**EXERCISE DESCRIPTION**
Rewrite the data from its first line through the line containing "figure-caption: Рис. 1", inclusive, replacing "Дилемма олигополистов" with "Дилемма дуополистов" and changing nothing else.

**STORED ROWS**
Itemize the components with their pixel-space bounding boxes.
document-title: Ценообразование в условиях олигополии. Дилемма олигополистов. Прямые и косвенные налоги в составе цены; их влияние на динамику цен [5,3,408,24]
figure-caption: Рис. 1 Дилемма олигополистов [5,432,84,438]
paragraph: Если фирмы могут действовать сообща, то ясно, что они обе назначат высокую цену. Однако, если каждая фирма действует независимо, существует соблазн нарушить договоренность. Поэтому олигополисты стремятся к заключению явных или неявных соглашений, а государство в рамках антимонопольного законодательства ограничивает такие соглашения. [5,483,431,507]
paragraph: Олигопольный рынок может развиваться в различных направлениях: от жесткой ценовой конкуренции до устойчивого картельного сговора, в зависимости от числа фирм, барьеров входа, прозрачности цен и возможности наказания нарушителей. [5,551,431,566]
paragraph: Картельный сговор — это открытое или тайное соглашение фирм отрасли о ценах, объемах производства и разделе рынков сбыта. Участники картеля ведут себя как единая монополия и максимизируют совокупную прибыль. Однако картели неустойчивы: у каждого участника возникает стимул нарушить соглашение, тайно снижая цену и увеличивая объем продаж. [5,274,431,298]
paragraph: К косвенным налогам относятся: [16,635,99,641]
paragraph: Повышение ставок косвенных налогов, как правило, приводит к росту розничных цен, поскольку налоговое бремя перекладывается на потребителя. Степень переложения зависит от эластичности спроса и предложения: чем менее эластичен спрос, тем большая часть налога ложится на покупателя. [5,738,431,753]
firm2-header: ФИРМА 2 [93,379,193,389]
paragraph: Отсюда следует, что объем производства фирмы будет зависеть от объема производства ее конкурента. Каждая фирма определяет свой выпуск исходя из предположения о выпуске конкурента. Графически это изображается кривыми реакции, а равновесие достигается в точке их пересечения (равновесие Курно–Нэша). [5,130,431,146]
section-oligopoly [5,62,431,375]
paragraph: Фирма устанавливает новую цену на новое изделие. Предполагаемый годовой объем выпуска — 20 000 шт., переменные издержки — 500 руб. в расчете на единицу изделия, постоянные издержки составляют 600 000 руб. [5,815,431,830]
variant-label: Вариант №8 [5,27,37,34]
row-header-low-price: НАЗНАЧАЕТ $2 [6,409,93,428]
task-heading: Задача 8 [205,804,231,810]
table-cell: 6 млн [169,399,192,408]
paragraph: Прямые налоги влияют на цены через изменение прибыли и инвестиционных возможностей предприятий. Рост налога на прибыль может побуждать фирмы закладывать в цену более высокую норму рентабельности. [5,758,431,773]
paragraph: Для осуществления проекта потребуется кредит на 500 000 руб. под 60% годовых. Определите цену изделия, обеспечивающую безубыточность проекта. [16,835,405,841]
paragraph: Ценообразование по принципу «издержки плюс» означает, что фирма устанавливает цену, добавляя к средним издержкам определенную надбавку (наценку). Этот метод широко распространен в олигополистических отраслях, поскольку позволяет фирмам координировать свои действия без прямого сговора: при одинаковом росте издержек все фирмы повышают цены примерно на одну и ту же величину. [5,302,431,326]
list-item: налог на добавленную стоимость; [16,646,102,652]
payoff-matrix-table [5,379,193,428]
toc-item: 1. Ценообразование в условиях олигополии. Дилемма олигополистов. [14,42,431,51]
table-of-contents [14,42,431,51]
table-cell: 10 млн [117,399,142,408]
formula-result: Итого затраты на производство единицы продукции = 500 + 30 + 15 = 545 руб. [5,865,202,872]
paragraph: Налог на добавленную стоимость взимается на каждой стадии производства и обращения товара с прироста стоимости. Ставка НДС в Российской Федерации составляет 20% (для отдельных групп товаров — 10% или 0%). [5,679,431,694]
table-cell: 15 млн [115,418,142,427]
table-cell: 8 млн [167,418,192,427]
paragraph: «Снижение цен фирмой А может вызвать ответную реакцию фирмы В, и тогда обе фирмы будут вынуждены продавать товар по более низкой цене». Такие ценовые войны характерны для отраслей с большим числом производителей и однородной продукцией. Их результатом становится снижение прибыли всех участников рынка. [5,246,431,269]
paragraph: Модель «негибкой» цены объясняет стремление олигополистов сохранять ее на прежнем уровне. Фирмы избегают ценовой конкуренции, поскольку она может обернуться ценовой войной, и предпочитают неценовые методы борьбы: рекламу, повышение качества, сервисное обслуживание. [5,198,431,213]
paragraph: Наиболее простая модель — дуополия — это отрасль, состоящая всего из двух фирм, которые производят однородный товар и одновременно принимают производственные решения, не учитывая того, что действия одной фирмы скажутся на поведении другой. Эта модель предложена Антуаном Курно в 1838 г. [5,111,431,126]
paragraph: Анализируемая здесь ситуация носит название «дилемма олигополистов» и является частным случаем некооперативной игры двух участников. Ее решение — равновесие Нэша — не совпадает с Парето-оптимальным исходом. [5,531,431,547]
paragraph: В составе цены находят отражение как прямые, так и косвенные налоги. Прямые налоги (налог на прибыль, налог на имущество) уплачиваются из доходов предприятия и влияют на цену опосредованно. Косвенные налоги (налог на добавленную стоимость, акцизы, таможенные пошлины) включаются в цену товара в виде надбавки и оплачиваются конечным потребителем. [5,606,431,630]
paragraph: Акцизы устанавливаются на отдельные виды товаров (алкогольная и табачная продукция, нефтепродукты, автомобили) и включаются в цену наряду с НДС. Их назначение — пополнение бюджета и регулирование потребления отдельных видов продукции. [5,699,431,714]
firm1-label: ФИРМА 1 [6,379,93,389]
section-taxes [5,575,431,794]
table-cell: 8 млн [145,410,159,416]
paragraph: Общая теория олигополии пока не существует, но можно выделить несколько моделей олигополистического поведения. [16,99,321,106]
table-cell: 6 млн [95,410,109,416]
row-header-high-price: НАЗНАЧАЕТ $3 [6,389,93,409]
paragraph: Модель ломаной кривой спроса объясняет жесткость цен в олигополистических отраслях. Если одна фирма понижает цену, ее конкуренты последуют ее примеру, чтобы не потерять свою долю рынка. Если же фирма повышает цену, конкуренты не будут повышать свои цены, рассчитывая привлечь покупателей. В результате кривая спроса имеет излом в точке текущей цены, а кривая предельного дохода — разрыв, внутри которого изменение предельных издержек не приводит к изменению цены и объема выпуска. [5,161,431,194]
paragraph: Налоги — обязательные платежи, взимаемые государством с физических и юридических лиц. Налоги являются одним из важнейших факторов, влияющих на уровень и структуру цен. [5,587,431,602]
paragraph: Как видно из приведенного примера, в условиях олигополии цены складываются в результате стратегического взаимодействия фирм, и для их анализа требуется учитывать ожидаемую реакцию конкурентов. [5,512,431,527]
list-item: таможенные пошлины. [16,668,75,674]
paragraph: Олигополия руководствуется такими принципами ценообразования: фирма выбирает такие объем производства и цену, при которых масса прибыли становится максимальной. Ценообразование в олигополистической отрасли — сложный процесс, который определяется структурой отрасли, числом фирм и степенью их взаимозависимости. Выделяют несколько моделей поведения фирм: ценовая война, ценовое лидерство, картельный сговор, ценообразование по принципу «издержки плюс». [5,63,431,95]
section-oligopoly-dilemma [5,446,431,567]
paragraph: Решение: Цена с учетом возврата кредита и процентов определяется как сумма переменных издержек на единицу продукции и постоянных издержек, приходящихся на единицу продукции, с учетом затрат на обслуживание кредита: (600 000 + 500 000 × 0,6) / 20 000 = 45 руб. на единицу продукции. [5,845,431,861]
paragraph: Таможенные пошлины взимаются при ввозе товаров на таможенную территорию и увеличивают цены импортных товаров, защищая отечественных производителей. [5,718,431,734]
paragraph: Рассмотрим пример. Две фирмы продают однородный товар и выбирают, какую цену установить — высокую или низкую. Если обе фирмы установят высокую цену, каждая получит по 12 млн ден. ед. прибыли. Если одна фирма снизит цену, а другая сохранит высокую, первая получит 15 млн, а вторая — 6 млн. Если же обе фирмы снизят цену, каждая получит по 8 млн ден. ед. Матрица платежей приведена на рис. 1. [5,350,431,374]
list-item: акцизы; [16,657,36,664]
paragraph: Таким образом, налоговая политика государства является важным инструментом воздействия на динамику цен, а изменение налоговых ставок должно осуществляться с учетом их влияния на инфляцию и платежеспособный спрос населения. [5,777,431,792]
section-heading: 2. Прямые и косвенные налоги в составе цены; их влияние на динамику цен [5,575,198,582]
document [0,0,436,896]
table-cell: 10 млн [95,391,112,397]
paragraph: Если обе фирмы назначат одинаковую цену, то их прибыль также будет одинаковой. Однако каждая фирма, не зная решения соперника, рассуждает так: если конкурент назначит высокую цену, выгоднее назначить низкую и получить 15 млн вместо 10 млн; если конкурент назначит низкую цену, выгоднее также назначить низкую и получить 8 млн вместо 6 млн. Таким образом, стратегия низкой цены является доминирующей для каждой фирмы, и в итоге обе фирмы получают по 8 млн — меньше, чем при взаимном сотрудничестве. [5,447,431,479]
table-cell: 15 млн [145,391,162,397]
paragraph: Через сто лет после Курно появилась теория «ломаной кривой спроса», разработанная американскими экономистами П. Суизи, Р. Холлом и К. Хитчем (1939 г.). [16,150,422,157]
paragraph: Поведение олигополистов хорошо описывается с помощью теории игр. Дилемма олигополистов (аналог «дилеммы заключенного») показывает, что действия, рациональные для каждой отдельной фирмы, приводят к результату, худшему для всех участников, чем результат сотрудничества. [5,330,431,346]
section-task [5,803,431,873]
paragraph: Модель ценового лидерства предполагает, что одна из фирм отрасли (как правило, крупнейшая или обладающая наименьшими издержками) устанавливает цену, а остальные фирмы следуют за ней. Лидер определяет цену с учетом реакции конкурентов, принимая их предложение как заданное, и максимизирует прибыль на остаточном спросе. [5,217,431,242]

**SOLUTION TO THIS TASK**
Itemize the components with their pixel-space bounding boxes.
document-title: Ценообразование в условиях олигополии. Дилемма дуополистов. Прямые и косвенные налоги в составе цены; их влияние на динамику цен [5,3,408,24]
figure-caption: Рис. 1 Дилемма дуополистов [5,432,84,438]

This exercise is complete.